Reproduce the data exactly and drop any pictures it holds.

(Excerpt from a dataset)
________________

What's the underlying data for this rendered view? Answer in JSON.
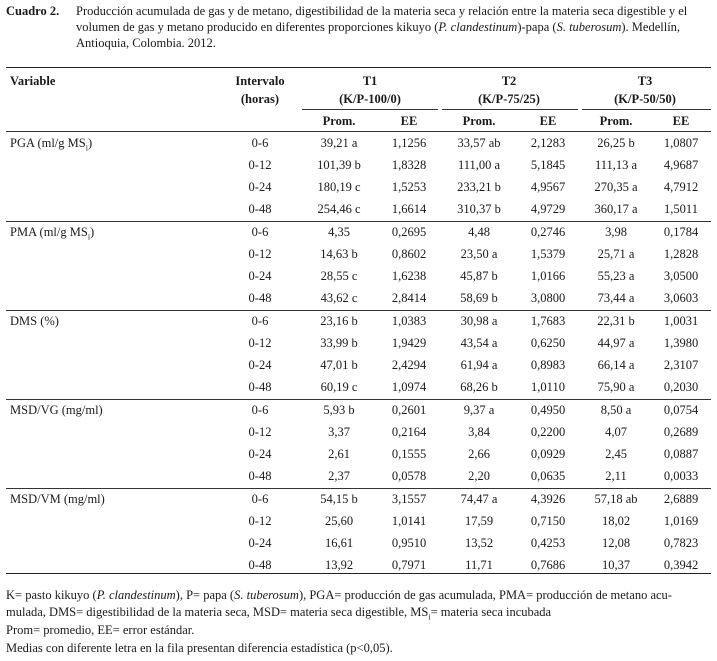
{
  "caption": {
    "label": "Cuadro 2.",
    "lines": [
      "Producción acumulada de gas y de metano, digestibilidad de la materia seca y relación entre la materia seca digestible y el",
      "volumen de gas y metano producido en diferentes proporciones kikuyo (",
      "P. clandestinum",
      ")-papa (",
      "S. tuberosum",
      "). Medellín,",
      "Antioquia, Colombia. 2012."
    ]
  },
  "header": {
    "variable": "Variable",
    "interval_line1": "Intervalo",
    "interval_line2": "(horas)",
    "groups": [
      {
        "name": "T1",
        "sub": "(K/P-100/0)"
      },
      {
        "name": "T2",
        "sub": "(K/P-75/25)"
      },
      {
        "name": "T3",
        "sub": "(K/P-50/50)"
      }
    ],
    "prom": "Prom.",
    "ee": "EE"
  },
  "sections": [
    {
      "variable": "PGA (ml/g MS",
      "subscript": "i",
      "close": ")",
      "rows": [
        {
          "interval": "0-6",
          "t1p": "39,21 a",
          "t1e": "1,1256",
          "t2p": "33,57 ab",
          "t2e": "2,1283",
          "t3p": "26,25 b",
          "t3e": "1,0807"
        },
        {
          "interval": "0-12",
          "t1p": "101,39 b",
          "t1e": "1,8328",
          "t2p": "111,00 a",
          "t2e": "5,1845",
          "t3p": "111,13 a",
          "t3e": "4,9687"
        },
        {
          "interval": "0-24",
          "t1p": "180,19 c",
          "t1e": "1,5253",
          "t2p": "233,21 b",
          "t2e": "4,9567",
          "t3p": "270,35 a",
          "t3e": "4,7912"
        },
        {
          "interval": "0-48",
          "t1p": "254,46 c",
          "t1e": "1,6614",
          "t2p": "310,37 b",
          "t2e": "4,9729",
          "t3p": "360,17 a",
          "t3e": "1,5011"
        }
      ]
    },
    {
      "variable": "PMA (ml/g MS",
      "subscript": "i",
      "close": ")",
      "rows": [
        {
          "interval": "0-6",
          "t1p": "4,35",
          "t1e": "0,2695",
          "t2p": "4,48",
          "t2e": "0,2746",
          "t3p": "3,98",
          "t3e": "0,1784"
        },
        {
          "interval": "0-12",
          "t1p": "14,63 b",
          "t1e": "0,8602",
          "t2p": "23,50 a",
          "t2e": "1,5379",
          "t3p": "25,71 a",
          "t3e": "1,2828"
        },
        {
          "interval": "0-24",
          "t1p": "28,55 c",
          "t1e": "1,6238",
          "t2p": "45,87 b",
          "t2e": "1,0166",
          "t3p": "55,23 a",
          "t3e": "3,0500"
        },
        {
          "interval": "0-48",
          "t1p": "43,62 c",
          "t1e": "2,8414",
          "t2p": "58,69 b",
          "t2e": "3,0800",
          "t3p": "73,44 a",
          "t3e": "3,0603"
        }
      ]
    },
    {
      "variable": "DMS (%)",
      "subscript": "",
      "close": "",
      "rows": [
        {
          "interval": "0-6",
          "t1p": "23,16 b",
          "t1e": "1,0383",
          "t2p": "30,98 a",
          "t2e": "1,7683",
          "t3p": "22,31 b",
          "t3e": "1,0031"
        },
        {
          "interval": "0-12",
          "t1p": "33,99 b",
          "t1e": "1,9429",
          "t2p": "43,54 a",
          "t2e": "0,6250",
          "t3p": "44,97 a",
          "t3e": "1,3980"
        },
        {
          "interval": "0-24",
          "t1p": "47,01 b",
          "t1e": "2,4294",
          "t2p": "61,94 a",
          "t2e": "0,8983",
          "t3p": "66,14 a",
          "t3e": "2,3107"
        },
        {
          "interval": "0-48",
          "t1p": "60,19 c",
          "t1e": "1,0974",
          "t2p": "68,26 b",
          "t2e": "1,0110",
          "t3p": "75,90 a",
          "t3e": "0,2030"
        }
      ]
    },
    {
      "variable": "MSD/VG (mg/ml)",
      "subscript": "",
      "close": "",
      "rows": [
        {
          "interval": "0-6",
          "t1p": "5,93 b",
          "t1e": "0,2601",
          "t2p": "9,37 a",
          "t2e": "0,4950",
          "t3p": "8,50 a",
          "t3e": "0,0754"
        },
        {
          "interval": "0-12",
          "t1p": "3,37",
          "t1e": "0,2164",
          "t2p": "3,84",
          "t2e": "0,2200",
          "t3p": "4,07",
          "t3e": "0,2689"
        },
        {
          "interval": "0-24",
          "t1p": "2,61",
          "t1e": "0,1555",
          "t2p": "2,66",
          "t2e": "0,0929",
          "t3p": "2,45",
          "t3e": "0,0887"
        },
        {
          "interval": "0-48",
          "t1p": "2,37",
          "t1e": "0,0578",
          "t2p": "2,20",
          "t2e": "0,0635",
          "t3p": "2,11",
          "t3e": "0,0033"
        }
      ]
    },
    {
      "variable": "MSD/VM (mg/ml)",
      "subscript": "",
      "close": "",
      "rows": [
        {
          "interval": "0-6",
          "t1p": "54,15 b",
          "t1e": "3,1557",
          "t2p": "74,47 a",
          "t2e": "4,3926",
          "t3p": "57,18 ab",
          "t3e": "2,6889"
        },
        {
          "interval": "0-12",
          "t1p": "25,60",
          "t1e": "1,0141",
          "t2p": "17,59",
          "t2e": "0,7150",
          "t3p": "18,02",
          "t3e": "1,0169"
        },
        {
          "interval": "0-24",
          "t1p": "16,61",
          "t1e": "0,9510",
          "t2p": "13,52",
          "t2e": "0,4253",
          "t3p": "12,08",
          "t3e": "0,7823"
        },
        {
          "interval": "0-48",
          "t1p": "13,92",
          "t1e": "0,7971",
          "t2p": "11,71",
          "t2e": "0,7686",
          "t3p": "10,37",
          "t3e": "0,3942"
        }
      ]
    }
  ],
  "notes": {
    "line1": [
      "K= pasto kikuyo (",
      "P. clandestinum",
      "), P= papa (",
      "S. tuberosum",
      "), PGA= producción de gas acumulada, PMA= producción de metano acu-"
    ],
    "line2": [
      "mulada, DMS= digestibilidad de la materia seca, MSD= materia seca digestible, MS",
      "i",
      "= materia seca incubada"
    ],
    "line3": "Prom= promedio, EE= error estándar.",
    "line4": "Medias con diferente letra en la fila presentan diferencia estadística (p<0,05)."
  }
}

________________

[TASK ANSWER]
What's the underlying data for this rendered view? Answer in JSON.
{
  "caption": {
    "label": "Cuadro 2.",
    "lines": [
      "Producción acumulada de gas y de metano, digestibilidad de la materia seca y relación entre la materia seca digestible y el",
      "volumen de gas y metano producido en diferentes proporciones kikuyo (",
      "P. clandestinum",
      ")-papa (",
      "S. tuberosum",
      "). Medellín,",
      "Antioquia, Colombia. 2012."
    ]
  },
  "header": {
    "variable": "Variable",
    "interval_line1": "Intervalo",
    "interval_line2": "(horas)",
    "groups": [
      {
        "name": "T1",
        "sub": "(K/P-100/0)"
      },
      {
        "name": "T2",
        "sub": "(K/P-75/25)"
      },
      {
        "name": "T3",
        "sub": "(K/P-50/50)"
      }
    ],
    "prom": "Prom.",
    "ee": "EE"
  },
  "sections": [
    {
      "variable": "PGA (ml/g MS",
      "subscript": "i",
      "close": ")",
      "rows": [
        {
          "interval": "0-6",
          "t1p": "39,21 a",
          "t1e": "1,1256",
          "t2p": "33,57 ab",
          "t2e": "2,1283",
          "t3p": "26,25 b",
          "t3e": "1,0807"
        },
        {
          "interval": "0-12",
          "t1p": "101,39 b",
          "t1e": "1,8328",
          "t2p": "111,00 a",
          "t2e": "5,1845",
          "t3p": "111,13 a",
          "t3e": "4,9687"
        },
        {
          "interval": "0-24",
          "t1p": "180,19 c",
          "t1e": "1,5253",
          "t2p": "233,21 b",
          "t2e": "4,9567",
          "t3p": "270,35 a",
          "t3e": "4,7912"
        },
        {
          "interval": "0-48",
          "t1p": "254,46 c",
          "t1e": "1,6614",
          "t2p": "310,37 b",
          "t2e": "4,9729",
          "t3p": "360,17 a",
          "t3e": "1,5011"
        }
      ]
    },
    {
      "variable": "PMA (ml/g MS",
      "subscript": "i",
      "close": ")",
      "rows": [
        {
          "interval": "0-6",
          "t1p": "4,35",
          "t1e": "0,2695",
          "t2p": "4,48",
          "t2e": "0,2746",
          "t3p": "3,98",
          "t3e": "0,1784"
        },
        {
          "interval": "0-12",
          "t1p": "14,63 b",
          "t1e": "0,8602",
          "t2p": "23,50 a",
          "t2e": "1,5379",
          "t3p": "25,71 a",
          "t3e": "1,2828"
        },
        {
          "interval": "0-24",
          "t1p": "28,55 c",
          "t1e": "1,6238",
          "t2p": "45,87 b",
          "t2e": "1,0166",
          "t3p": "55,23 a",
          "t3e": "3,0500"
        },
        {
          "interval": "0-48",
          "t1p": "43,62 c",
          "t1e": "2,8414",
          "t2p": "58,69 b",
          "t2e": "3,0800",
          "t3p": "73,44 a",
          "t3e": "3,0603"
        }
      ]
    },
    {
      "variable": "DMS (%)",
      "subscript": "",
      "close": "",
      "rows": [
        {
          "interval": "0-6",
          "t1p": "23,16 b",
          "t1e": "1,0383",
          "t2p": "30,98 a",
          "t2e": "1,7683",
          "t3p": "22,31 b",
          "t3e": "1,0031"
        },
        {
          "interval": "0-12",
          "t1p": "33,99 b",
          "t1e": "1,9429",
          "t2p": "43,54 a",
          "t2e": "0,6250",
          "t3p": "44,97 a",
          "t3e": "1,3980"
        },
        {
          "interval": "0-24",
          "t1p": "47,01 b",
          "t1e": "2,4294",
          "t2p": "61,94 a",
          "t2e": "0,8983",
          "t3p": "66,14 a",
          "t3e": "2,3107"
        },
        {
          "interval": "0-48",
          "t1p": "60,19 c",
          "t1e": "1,0974",
          "t2p": "68,26 b",
          "t2e": "1,0110",
          "t3p": "75,90 a",
          "t3e": "0,2030"
        }
      ]
    },
    {
      "variable": "MSD/VG (mg/ml)",
      "subscript": "",
      "close": "",
      "rows": [
        {
          "interval": "0-6",
          "t1p": "5,93 b",
          "t1e": "0,2601",
          "t2p": "9,37 a",
          "t2e": "0,4950",
          "t3p": "8,50 a",
          "t3e": "0,0754"
        },
        {
          "interval": "0-12",
          "t1p": "3,37",
          "t1e": "0,2164",
          "t2p": "3,84",
          "t2e": "0,2200",
          "t3p": "4,07",
          "t3e": "0,2689"
        },
        {
          "interval": "0-24",
          "t1p": "2,61",
          "t1e": "0,1555",
          "t2p": "2,66",
          "t2e": "0,0929",
          "t3p": "2,45",
          "t3e": "0,0887"
        },
        {
          "interval": "0-48",
          "t1p": "2,37",
          "t1e": "0,0578",
          "t2p": "2,20",
          "t2e": "0,0635",
          "t3p": "2,11",
          "t3e": "0,0033"
        }
      ]
    },
    {
      "variable": "MSD/VM (mg/ml)",
      "subscript": "",
      "close": "",
      "rows": [
        {
          "interval": "0-6",
          "t1p": "54,15 b",
          "t1e": "3,1557",
          "t2p": "74,47 a",
          "t2e": "4,3926",
          "t3p": "57,18 ab",
          "t3e": "2,6889"
        },
        {
          "interval": "0-12",
          "t1p": "25,60",
          "t1e": "1,0141",
          "t2p": "17,59",
          "t2e": "0,7150",
          "t3p": "18,02",
          "t3e": "1,0169"
        },
        {
          "interval": "0-24",
          "t1p": "16,61",
          "t1e": "0,9510",
          "t2p": "13,52",
          "t2e": "0,4253",
          "t3p": "12,08",
          "t3e": "0,7823"
        },
        {
          "interval": "0-48",
          "t1p": "13,92",
          "t1e": "0,7971",
          "t2p": "11,71",
          "t2e": "0,7686",
          "t3p": "10,37",
          "t3e": "0,3942"
        }
      ]
    }
  ],
  "notes": {
    "line1": [
      "K= pasto kikuyo (",
      "P. clandestinum",
      "), P= papa (",
      "S. tuberosum",
      "), PGA= producción de gas acumulada, PMA= producción de metano acu-"
    ],
    "line2": [
      "mulada, DMS= digestibilidad de la materia seca, MSD= materia seca digestible, MS",
      "i",
      "= materia seca incubada"
    ],
    "line3": "Prom= promedio, EE= error estándar.",
    "line4": "Medias con diferente letra en la fila presentan diferencia estadística (p<0,05)."
  }
}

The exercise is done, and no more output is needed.